Required task:
Lines that contain the string "заявителем" are to be copied; leave out all others.

[Stored records]

◆ ◆ ◆ ◆ ◆

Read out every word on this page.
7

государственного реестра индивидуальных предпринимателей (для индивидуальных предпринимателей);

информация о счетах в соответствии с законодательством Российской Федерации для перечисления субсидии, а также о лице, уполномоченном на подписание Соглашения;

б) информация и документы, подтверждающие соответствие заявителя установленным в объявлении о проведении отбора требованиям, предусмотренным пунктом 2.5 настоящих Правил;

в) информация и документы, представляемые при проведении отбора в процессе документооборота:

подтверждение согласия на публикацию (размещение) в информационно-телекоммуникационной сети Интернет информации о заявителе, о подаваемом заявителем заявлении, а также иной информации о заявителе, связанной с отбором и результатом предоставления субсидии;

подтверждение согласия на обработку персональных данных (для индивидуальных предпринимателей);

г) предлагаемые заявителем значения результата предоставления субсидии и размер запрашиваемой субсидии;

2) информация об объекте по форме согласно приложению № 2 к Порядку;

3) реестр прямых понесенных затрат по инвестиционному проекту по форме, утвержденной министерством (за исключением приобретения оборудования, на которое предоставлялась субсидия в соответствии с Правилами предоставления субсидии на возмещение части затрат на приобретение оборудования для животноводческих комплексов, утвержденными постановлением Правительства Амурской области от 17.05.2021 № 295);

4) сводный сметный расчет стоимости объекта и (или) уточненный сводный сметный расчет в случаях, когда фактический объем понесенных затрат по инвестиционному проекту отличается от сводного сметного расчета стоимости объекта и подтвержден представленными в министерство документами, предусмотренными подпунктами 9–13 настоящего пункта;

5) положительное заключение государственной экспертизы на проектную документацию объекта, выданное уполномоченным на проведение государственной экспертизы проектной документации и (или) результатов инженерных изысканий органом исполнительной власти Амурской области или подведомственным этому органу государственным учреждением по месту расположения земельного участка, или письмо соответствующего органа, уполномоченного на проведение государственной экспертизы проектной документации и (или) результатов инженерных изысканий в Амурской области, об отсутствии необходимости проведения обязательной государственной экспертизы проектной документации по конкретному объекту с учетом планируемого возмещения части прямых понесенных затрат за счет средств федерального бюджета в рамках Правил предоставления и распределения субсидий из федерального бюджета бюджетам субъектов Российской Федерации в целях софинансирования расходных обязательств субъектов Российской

◆ ◆ ◆ ◆ ◆

Expected output:
подтверждение согласия на публикацию (размещение) в информационно-телекоммуникационной сети Интернет информации о заявителе, о подаваемом заявителем заявлении, а также иной информации о заявителе, связанной с отбором и результатом предоставления субсидии;
г) предлагаемые заявителем значения результата предоставления субсидии и размер запрашиваемой субсидии;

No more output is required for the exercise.